**Given instruction**
Copy out every record precisely.

**Excerpted data**
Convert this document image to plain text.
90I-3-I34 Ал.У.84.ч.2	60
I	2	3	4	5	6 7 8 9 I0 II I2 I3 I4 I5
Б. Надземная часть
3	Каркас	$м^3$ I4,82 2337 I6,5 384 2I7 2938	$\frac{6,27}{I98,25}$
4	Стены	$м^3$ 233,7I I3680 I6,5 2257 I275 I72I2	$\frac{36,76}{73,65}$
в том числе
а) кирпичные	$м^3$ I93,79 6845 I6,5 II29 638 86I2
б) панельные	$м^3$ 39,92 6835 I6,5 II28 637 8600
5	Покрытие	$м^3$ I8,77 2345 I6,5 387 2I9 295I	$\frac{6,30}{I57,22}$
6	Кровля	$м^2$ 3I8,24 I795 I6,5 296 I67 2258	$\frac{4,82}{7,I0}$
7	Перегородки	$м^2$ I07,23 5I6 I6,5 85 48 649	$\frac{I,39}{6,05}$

**The reply**
Convert this document image to plain text.
90I-3-I34 Ал.У.84.ч.2	60
I	2	3	4	5	6 7 8 9 I0 II I2 I3 I4 I5
Б. Надземная часть
3	Каркас	$м^3$ I4,82 2337 I6,5 384 2I7 2938	$\frac{6,27}{I98,25}$
4	Стены	$м^3$ 233,7I I3680 I6,5 2257 I275 I72I2	$\frac{36,76}{73,65}$
в том числе
а) кирпичные	$м^3$ I93,79 6845 I6,5 II29 638 86I2
б) панельные	$м^3$ 39,92 6835 I6,5 II28 637 8600
5	Покрытие	$м^3$ I8,77 2345 I6,5 387 2I9 295I	$\frac{6,30}{I57,22}$
6	Кровля	$м^2$ 3I8,24 I795 I6,5 296 I67 2258	$\frac{4,82}{7,I0}$
7	Перегородки	$м^2$ I07,23 5I6 I6,5 85 48 649	$\frac{I,39}{6,05}$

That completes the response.